━━━ Raw data
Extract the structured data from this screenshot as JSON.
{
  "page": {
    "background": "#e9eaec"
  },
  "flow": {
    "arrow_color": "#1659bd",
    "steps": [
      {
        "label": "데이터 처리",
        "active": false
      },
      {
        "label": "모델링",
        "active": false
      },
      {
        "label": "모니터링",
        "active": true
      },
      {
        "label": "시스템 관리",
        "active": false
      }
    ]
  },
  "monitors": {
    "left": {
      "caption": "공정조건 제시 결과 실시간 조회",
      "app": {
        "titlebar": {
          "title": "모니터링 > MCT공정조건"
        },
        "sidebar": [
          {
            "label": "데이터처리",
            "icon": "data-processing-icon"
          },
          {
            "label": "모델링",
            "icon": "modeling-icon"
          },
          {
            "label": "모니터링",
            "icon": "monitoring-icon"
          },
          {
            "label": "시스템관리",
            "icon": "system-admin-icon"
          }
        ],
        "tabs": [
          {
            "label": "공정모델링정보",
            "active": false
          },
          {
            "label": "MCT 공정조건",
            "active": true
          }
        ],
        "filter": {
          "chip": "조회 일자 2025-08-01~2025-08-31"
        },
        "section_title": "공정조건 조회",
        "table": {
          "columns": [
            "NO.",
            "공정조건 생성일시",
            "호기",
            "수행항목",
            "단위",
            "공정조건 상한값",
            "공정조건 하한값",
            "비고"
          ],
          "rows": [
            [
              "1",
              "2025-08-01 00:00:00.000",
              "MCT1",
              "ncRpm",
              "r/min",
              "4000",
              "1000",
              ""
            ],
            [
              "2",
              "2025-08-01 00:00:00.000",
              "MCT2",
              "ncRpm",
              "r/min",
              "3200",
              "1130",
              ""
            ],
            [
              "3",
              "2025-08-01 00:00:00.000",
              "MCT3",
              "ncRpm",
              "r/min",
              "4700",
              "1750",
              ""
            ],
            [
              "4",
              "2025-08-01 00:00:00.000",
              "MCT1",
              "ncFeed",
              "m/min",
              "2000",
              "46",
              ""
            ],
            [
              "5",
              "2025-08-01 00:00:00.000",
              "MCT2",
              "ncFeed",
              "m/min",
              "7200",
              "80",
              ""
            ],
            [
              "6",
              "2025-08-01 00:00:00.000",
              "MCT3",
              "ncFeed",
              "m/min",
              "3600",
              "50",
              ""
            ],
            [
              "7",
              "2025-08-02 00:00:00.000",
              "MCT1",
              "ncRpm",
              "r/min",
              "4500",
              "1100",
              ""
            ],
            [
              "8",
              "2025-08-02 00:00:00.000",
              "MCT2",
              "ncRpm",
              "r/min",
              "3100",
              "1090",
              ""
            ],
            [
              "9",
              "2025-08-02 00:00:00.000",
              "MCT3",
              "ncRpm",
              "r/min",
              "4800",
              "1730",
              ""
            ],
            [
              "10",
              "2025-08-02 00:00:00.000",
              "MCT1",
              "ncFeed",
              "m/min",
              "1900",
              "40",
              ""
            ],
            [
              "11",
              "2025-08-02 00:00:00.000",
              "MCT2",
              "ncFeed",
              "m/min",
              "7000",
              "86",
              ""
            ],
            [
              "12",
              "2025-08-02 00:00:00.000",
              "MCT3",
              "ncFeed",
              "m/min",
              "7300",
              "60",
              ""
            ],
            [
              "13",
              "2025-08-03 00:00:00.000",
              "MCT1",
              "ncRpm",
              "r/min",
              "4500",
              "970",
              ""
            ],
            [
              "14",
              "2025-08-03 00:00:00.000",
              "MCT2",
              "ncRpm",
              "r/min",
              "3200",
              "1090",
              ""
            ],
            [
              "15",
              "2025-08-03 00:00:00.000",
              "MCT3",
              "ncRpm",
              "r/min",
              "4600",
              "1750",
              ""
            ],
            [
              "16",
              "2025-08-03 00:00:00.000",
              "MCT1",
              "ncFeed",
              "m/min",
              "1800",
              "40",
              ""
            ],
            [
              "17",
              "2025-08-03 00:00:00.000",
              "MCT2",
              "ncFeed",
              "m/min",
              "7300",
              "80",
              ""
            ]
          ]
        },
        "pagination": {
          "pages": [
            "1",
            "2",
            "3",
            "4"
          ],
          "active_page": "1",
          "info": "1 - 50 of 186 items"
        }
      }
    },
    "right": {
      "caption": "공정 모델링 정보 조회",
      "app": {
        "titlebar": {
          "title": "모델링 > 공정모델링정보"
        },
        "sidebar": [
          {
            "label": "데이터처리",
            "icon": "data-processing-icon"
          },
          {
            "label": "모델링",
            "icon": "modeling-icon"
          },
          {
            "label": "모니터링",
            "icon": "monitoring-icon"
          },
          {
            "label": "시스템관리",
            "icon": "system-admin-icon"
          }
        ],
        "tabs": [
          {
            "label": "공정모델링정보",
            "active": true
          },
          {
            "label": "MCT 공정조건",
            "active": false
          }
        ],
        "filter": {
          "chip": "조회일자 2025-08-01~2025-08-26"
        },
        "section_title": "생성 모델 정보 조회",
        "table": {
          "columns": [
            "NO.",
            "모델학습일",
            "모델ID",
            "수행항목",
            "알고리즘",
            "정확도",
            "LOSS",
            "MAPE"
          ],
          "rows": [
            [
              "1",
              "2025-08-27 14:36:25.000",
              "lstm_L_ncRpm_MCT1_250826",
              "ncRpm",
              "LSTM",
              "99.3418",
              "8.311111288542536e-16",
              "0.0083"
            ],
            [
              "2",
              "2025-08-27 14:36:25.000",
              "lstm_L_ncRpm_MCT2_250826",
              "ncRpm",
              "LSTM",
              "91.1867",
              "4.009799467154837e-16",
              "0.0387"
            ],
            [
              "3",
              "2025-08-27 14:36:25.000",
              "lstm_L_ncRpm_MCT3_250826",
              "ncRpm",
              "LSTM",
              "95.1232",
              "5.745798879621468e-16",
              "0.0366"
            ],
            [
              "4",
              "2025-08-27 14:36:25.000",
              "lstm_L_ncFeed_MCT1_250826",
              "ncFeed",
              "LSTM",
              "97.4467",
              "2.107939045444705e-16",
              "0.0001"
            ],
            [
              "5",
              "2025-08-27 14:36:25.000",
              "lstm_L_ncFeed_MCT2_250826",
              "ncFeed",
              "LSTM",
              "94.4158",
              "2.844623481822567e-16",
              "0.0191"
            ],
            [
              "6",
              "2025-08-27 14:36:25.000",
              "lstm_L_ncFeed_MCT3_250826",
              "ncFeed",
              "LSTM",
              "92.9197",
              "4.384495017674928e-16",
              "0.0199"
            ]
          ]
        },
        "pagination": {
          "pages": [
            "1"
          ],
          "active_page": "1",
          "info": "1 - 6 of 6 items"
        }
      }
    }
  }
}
━━━━━━
### Short problem
From the records above, extract everything verbatim.

### Task output
Extract the structured data from this screenshot as JSON.
{
  "page": {
    "background": "#e9eaec"
  },
  "flow": {
    "arrow_color": "#1659bd",
    "steps": [
      {
        "label": "데이터 처리",
        "active": false
      },
      {
        "label": "모델링",
        "active": false
      },
      {
        "label": "모니터링",
        "active": true
      },
      {
        "label": "시스템 관리",
        "active": false
      }
    ]
  },
  "monitors": {
    "left": {
      "caption": "공정조건 제시 결과 실시간 조회",
      "app": {
        "titlebar": {
          "title": "모니터링 > MCT공정조건"
        },
        "sidebar": [
          {
            "label": "데이터처리",
            "icon": "data-processing-icon"
          },
          {
            "label": "모델링",
            "icon": "modeling-icon"
          },
          {
            "label": "모니터링",
            "icon": "monitoring-icon"
          },
          {
            "label": "시스템관리",
            "icon": "system-admin-icon"
          }
        ],
        "tabs": [
          {
            "label": "공정모델링정보",
            "active": false
          },
          {
            "label": "MCT 공정조건",
            "active": true
          }
        ],
        "filter": {
          "chip": "조회 일자 2025-08-01~2025-08-31"
        },
        "section_title": "공정조건 조회",
        "table": {
          "columns": [
            "NO.",
            "공정조건 생성일시",
            "호기",
            "수행항목",
            "단위",
            "공정조건 상한값",
            "공정조건 하한값",
            "비고"
          ],
          "rows": [
            [
              "1",
              "2025-08-01 00:00:00.000",
              "MCT1",
              "ncRpm",
              "r/min",
              "4000",
              "1000",
              ""
            ],
            [
              "2",
              "2025-08-01 00:00:00.000",
              "MCT2",
              "ncRpm",
              "r/min",
              "3200",
              "1130",
              ""
            ],
            [
              "3",
              "2025-08-01 00:00:00.000",
              "MCT3",
              "ncRpm",
              "r/min",
              "4700",
              "1750",
              ""
            ],
            [
              "4",
              "2025-08-01 00:00:00.000",
              "MCT1",
              "ncFeed",
              "m/min",
              "2000",
              "46",
              ""
            ],
            [
              "5",
              "2025-08-01 00:00:00.000",
              "MCT2",
              "ncFeed",
              "m/min",
              "7200",
              "80",
              ""
            ],
            [
              "6",
              "2025-08-01 00:00:00.000",
              "MCT3",
              "ncFeed",
              "m/min",
              "3600",
              "50",
              ""
            ],
            [
              "7",
              "2025-08-02 00:00:00.000",
              "MCT1",
              "ncRpm",
              "r/min",
              "4500",
              "1100",
              ""
            ],
            [
              "8",
              "2025-08-02 00:00:00.000",
              "MCT2",
              "ncRpm",
              "r/min",
              "3100",
              "1090",
              ""
            ],
            [
              "9",
              "2025-08-02 00:00:00.000",
              "MCT3",
              "ncRpm",
              "r/min",
              "4800",
              "1730",
              ""
            ],
            [
              "10",
              "2025-08-02 00:00:00.000",
              "MCT1",
              "ncFeed",
              "m/min",
              "1900",
              "40",
              ""
            ],
            [
              "11",
              "2025-08-02 00:00:00.000",
              "MCT2",
              "ncFeed",
              "m/min",
              "7000",
              "86",
              ""
            ],
            [
              "12",
              "2025-08-02 00:00:00.000",
              "MCT3",
              "ncFeed",
              "m/min",
              "7300",
              "60",
              ""
            ],
            [
              "13",
              "2025-08-03 00:00:00.000",
              "MCT1",
              "ncRpm",
              "r/min",
              "4500",
              "970",
              ""
            ],
            [
              "14",
              "2025-08-03 00:00:00.000",
              "MCT2",
              "ncRpm",
              "r/min",
              "3200",
              "1090",
              ""
            ],
            [
              "15",
              "2025-08-03 00:00:00.000",
              "MCT3",
              "ncRpm",
              "r/min",
              "4600",
              "1750",
              ""
            ],
            [
              "16",
              "2025-08-03 00:00:00.000",
              "MCT1",
              "ncFeed",
              "m/min",
              "1800",
              "40",
              ""
            ],
            [
              "17",
              "2025-08-03 00:00:00.000",
              "MCT2",
              "ncFeed",
              "m/min",
              "7300",
              "80",
              ""
            ]
          ]
        },
        "pagination": {
          "pages": [
            "1",
            "2",
            "3",
            "4"
          ],
          "active_page": "1",
          "info": "1 - 50 of 186 items"
        }
      }
    },
    "right": {
      "caption": "공정 모델링 정보 조회",
      "app": {
        "titlebar": {
          "title": "모델링 > 공정모델링정보"
        },
        "sidebar": [
          {
            "label": "데이터처리",
            "icon": "data-processing-icon"
          },
          {
            "label": "모델링",
            "icon": "modeling-icon"
          },
          {
            "label": "모니터링",
            "icon": "monitoring-icon"
          },
          {
            "label": "시스템관리",
            "icon": "system-admin-icon"
          }
        ],
        "tabs": [
          {
            "label": "공정모델링정보",
            "active": true
          },
          {
            "label": "MCT 공정조건",
            "active": false
          }
        ],
        "filter": {
          "chip": "조회일자 2025-08-01~2025-08-26"
        },
        "section_title": "생성 모델 정보 조회",
        "table": {
          "columns": [
            "NO.",
            "모델학습일",
            "모델ID",
            "수행항목",
            "알고리즘",
            "정확도",
            "LOSS",
            "MAPE"
          ],
          "rows": [
            [
              "1",
              "2025-08-27 14:36:25.000",
              "lstm_L_ncRpm_MCT1_250826",
              "ncRpm",
              "LSTM",
              "99.3418",
              "8.311111288542536e-16",
              "0.0083"
            ],
            [
              "2",
              "2025-08-27 14:36:25.000",
              "lstm_L_ncRpm_MCT2_250826",
              "ncRpm",
              "LSTM",
              "91.1867",
              "4.009799467154837e-16",
              "0.0387"
            ],
            [
              "3",
              "2025-08-27 14:36:25.000",
              "lstm_L_ncRpm_MCT3_250826",
              "ncRpm",
              "LSTM",
              "95.1232",
              "5.745798879621468e-16",
              "0.0366"
            ],
            [
              "4",
              "2025-08-27 14:36:25.000",
              "lstm_L_ncFeed_MCT1_250826",
              "ncFeed",
              "LSTM",
              "97.4467",
              "2.107939045444705e-16",
              "0.0001"
            ],
            [
              "5",
              "2025-08-27 14:36:25.000",
              "lstm_L_ncFeed_MCT2_250826",
              "ncFeed",
              "LSTM",
              "94.4158",
              "2.844623481822567e-16",
              "0.0191"
            ],
            [
              "6",
              "2025-08-27 14:36:25.000",
              "lstm_L_ncFeed_MCT3_250826",
              "ncFeed",
              "LSTM",
              "92.9197",
              "4.384495017674928e-16",
              "0.0199"
            ]
          ]
        },
        "pagination": {
          "pages": [
            "1"
          ],
          "active_page": "1",
          "info": "1 - 6 of 6 items"
        }
      }
    }
  }
}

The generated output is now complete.